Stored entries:
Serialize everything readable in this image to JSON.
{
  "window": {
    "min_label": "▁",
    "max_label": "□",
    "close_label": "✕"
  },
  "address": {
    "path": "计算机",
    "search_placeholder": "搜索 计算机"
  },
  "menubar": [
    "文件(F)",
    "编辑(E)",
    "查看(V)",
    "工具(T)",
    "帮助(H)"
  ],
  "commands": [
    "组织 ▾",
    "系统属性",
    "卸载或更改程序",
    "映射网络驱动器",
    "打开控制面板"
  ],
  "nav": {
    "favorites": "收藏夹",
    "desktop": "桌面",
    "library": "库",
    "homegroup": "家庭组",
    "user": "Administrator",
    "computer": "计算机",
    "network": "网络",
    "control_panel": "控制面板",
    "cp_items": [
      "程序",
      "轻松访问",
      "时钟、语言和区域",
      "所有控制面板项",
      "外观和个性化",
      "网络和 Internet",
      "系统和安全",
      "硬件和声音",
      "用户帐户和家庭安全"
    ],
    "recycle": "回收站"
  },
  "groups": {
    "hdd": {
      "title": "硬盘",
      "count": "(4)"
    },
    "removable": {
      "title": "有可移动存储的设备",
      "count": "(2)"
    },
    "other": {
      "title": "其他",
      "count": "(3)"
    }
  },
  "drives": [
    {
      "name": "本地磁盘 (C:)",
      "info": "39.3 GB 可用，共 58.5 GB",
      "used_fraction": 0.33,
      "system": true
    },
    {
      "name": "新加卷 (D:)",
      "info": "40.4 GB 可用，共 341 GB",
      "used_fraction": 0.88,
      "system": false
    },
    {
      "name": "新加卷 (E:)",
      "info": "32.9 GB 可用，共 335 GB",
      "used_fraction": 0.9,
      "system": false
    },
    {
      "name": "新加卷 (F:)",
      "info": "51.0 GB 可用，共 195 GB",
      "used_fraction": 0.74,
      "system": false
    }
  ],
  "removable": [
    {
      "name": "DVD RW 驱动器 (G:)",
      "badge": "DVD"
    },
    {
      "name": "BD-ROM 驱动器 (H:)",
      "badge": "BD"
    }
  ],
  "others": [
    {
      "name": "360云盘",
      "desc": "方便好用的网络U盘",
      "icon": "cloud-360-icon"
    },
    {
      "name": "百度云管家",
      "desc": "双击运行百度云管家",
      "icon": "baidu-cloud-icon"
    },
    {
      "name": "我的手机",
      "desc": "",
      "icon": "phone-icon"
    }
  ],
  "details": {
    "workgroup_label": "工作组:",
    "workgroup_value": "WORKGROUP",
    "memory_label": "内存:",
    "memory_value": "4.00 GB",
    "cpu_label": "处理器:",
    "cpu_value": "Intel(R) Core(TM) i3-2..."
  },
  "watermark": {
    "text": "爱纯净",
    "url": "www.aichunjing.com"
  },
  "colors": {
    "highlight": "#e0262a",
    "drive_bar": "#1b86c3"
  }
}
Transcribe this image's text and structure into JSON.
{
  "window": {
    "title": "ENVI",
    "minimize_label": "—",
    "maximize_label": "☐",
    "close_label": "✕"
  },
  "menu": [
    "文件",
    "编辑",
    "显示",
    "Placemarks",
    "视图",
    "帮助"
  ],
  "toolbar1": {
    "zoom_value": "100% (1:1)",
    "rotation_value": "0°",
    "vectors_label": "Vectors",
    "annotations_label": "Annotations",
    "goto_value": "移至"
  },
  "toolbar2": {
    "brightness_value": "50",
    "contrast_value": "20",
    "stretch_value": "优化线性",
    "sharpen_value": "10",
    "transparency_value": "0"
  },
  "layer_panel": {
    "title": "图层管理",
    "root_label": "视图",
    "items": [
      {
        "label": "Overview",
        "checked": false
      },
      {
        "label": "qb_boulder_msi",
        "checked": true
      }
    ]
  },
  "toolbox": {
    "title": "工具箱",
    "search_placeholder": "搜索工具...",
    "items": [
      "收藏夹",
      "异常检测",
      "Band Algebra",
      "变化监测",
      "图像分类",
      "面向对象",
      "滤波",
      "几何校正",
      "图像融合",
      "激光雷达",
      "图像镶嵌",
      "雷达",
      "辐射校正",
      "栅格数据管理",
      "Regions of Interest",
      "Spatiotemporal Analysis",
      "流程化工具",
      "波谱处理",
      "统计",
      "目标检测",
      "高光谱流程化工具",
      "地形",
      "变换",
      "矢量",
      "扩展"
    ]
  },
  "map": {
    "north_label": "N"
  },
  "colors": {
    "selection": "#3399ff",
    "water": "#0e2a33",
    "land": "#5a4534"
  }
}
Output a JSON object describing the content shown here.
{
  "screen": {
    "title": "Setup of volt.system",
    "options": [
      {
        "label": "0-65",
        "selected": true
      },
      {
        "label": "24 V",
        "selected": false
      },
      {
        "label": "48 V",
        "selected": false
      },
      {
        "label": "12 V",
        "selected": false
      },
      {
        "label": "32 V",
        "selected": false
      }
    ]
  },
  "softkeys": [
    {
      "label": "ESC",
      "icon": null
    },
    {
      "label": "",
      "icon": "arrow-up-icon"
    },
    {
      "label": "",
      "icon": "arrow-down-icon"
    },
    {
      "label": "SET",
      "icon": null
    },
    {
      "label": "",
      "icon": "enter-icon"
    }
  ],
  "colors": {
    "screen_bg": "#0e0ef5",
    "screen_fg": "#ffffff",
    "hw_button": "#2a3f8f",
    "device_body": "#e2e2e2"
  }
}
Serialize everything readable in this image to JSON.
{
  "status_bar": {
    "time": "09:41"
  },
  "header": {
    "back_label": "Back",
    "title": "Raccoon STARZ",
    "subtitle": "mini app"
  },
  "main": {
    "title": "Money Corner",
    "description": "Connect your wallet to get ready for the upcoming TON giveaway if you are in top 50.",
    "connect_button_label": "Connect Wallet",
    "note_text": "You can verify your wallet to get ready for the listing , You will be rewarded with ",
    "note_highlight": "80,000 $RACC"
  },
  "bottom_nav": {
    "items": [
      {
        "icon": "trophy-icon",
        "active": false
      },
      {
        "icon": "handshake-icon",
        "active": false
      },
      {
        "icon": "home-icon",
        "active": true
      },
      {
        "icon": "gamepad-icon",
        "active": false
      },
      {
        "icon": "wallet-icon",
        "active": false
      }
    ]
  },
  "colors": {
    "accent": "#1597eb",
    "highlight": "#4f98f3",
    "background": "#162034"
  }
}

● Exercise objective: Your task is to transcribe the material exactly.

● Answer for this exercise:
Serialize everything readable in this image to JSON.
{
  "window": {
    "min_label": "▁",
    "max_label": "□",
    "close_label": "✕"
  },
  "address": {
    "path": "计算机",
    "search_placeholder": "搜索 计算机"
  },
  "menubar": [
    "文件(F)",
    "编辑(E)",
    "查看(V)",
    "工具(T)",
    "帮助(H)"
  ],
  "commands": [
    "组织 ▾",
    "系统属性",
    "卸载或更改程序",
    "映射网络驱动器",
    "打开控制面板"
  ],
  "nav": {
    "favorites": "收藏夹",
    "desktop": "桌面",
    "library": "库",
    "homegroup": "家庭组",
    "user": "Administrator",
    "computer": "计算机",
    "network": "网络",
    "control_panel": "控制面板",
    "cp_items": [
      "程序",
      "轻松访问",
      "时钟、语言和区域",
      "所有控制面板项",
      "外观和个性化",
      "网络和 Internet",
      "系统和安全",
      "硬件和声音",
      "用户帐户和家庭安全"
    ],
    "recycle": "回收站"
  },
  "groups": {
    "hdd": {
      "title": "硬盘",
      "count": "(4)"
    },
    "removable": {
      "title": "有可移动存储的设备",
      "count": "(2)"
    },
    "other": {
      "title": "其他",
      "count": "(3)"
    }
  },
  "drives": [
    {
      "name": "本地磁盘 (C:)",
      "info": "39.3 GB 可用，共 58.5 GB",
      "used_fraction": 0.33,
      "system": true
    },
    {
      "name": "新加卷 (D:)",
      "info": "40.4 GB 可用，共 341 GB",
      "used_fraction": 0.88,
      "system": false
    },
    {
      "name": "新加卷 (E:)",
      "info": "32.9 GB 可用，共 335 GB",
      "used_fraction": 0.9,
      "system": false
    },
    {
      "name": "新加卷 (F:)",
      "info": "51.0 GB 可用，共 195 GB",
      "used_fraction": 0.74,
      "system": false
    }
  ],
  "removable": [
    {
      "name": "DVD RW 驱动器 (G:)",
      "badge": "DVD"
    },
    {
      "name": "BD-ROM 驱动器 (H:)",
      "badge": "BD"
    }
  ],
  "others": [
    {
      "name": "360云盘",
      "desc": "方便好用的网络U盘",
      "icon": "cloud-360-icon"
    },
    {
      "name": "百度云管家",
      "desc": "双击运行百度云管家",
      "icon": "baidu-cloud-icon"
    },
    {
      "name": "我的手机",
      "desc": "",
      "icon": "phone-icon"
    }
  ],
  "details": {
    "workgroup_label": "工作组:",
    "workgroup_value": "WORKGROUP",
    "memory_label": "内存:",
    "memory_value": "4.00 GB",
    "cpu_label": "处理器:",
    "cpu_value": "Intel(R) Core(TM) i3-2..."
  },
  "watermark": {
    "text": "爱纯净",
    "url": "www.aichunjing.com"
  },
  "colors": {
    "highlight": "#e0262a",
    "drive_bar": "#1b86c3"
  }
}
Transcribe this image's text and structure into JSON.
{
  "window": {
    "title": "ENVI",
    "minimize_label": "—",
    "maximize_label": "☐",
    "close_label": "✕"
  },
  "menu": [
    "文件",
    "编辑",
    "显示",
    "Placemarks",
    "视图",
    "帮助"
  ],
  "toolbar1": {
    "zoom_value": "100% (1:1)",
    "rotation_value": "0°",
    "vectors_label": "Vectors",
    "annotations_label": "Annotations",
    "goto_value": "移至"
  },
  "toolbar2": {
    "brightness_value": "50",
    "contrast_value": "20",
    "stretch_value": "优化线性",
    "sharpen_value": "10",
    "transparency_value": "0"
  },
  "layer_panel": {
    "title": "图层管理",
    "root_label": "视图",
    "items": [
      {
        "label": "Overview",
        "checked": false
      },
      {
        "label": "qb_boulder_msi",
        "checked": true
      }
    ]
  },
  "toolbox": {
    "title": "工具箱",
    "search_placeholder": "搜索工具...",
    "items": [
      "收藏夹",
      "异常检测",
      "Band Algebra",
      "变化监测",
      "图像分类",
      "面向对象",
      "滤波",
      "几何校正",
      "图像融合",
      "激光雷达",
      "图像镶嵌",
      "雷达",
      "辐射校正",
      "栅格数据管理",
      "Regions of Interest",
      "Spatiotemporal Analysis",
      "流程化工具",
      "波谱处理",
      "统计",
      "目标检测",
      "高光谱流程化工具",
      "地形",
      "变换",
      "矢量",
      "扩展"
    ]
  },
  "map": {
    "north_label": "N"
  },
  "colors": {
    "selection": "#3399ff",
    "water": "#0e2a33",
    "land": "#5a4534"
  }
}
Output a JSON object describing the content shown here.
{
  "screen": {
    "title": "Setup of volt.system",
    "options": [
      {
        "label": "0-65",
        "selected": true
      },
      {
        "label": "24 V",
        "selected": false
      },
      {
        "label": "48 V",
        "selected": false
      },
      {
        "label": "12 V",
        "selected": false
      },
      {
        "label": "32 V",
        "selected": false
      }
    ]
  },
  "softkeys": [
    {
      "label": "ESC",
      "icon": null
    },
    {
      "label": "",
      "icon": "arrow-up-icon"
    },
    {
      "label": "",
      "icon": "arrow-down-icon"
    },
    {
      "label": "SET",
      "icon": null
    },
    {
      "label": "",
      "icon": "enter-icon"
    }
  ],
  "colors": {
    "screen_bg": "#0e0ef5",
    "screen_fg": "#ffffff",
    "hw_button": "#2a3f8f",
    "device_body": "#e2e2e2"
  }
}
Serialize everything readable in this image to JSON.
{
  "status_bar": {
    "time": "09:41"
  },
  "header": {
    "back_label": "Back",
    "title": "Raccoon STARZ",
    "subtitle": "mini app"
  },
  "main": {
    "title": "Money Corner",
    "description": "Connect your wallet to get ready for the upcoming TON giveaway if you are in top 50.",
    "connect_button_label": "Connect Wallet",
    "note_text": "You can verify your wallet to get ready for the listing , You will be rewarded with ",
    "note_highlight": "80,000 $RACC"
  },
  "bottom_nav": {
    "items": [
      {
        "icon": "trophy-icon",
        "active": false
      },
      {
        "icon": "handshake-icon",
        "active": false
      },
      {
        "icon": "home-icon",
        "active": true
      },
      {
        "icon": "gamepad-icon",
        "active": false
      },
      {
        "icon": "wallet-icon",
        "active": false
      }
    ]
  },
  "colors": {
    "accent": "#1597eb",
    "highlight": "#4f98f3",
    "background": "#162034"
  }
}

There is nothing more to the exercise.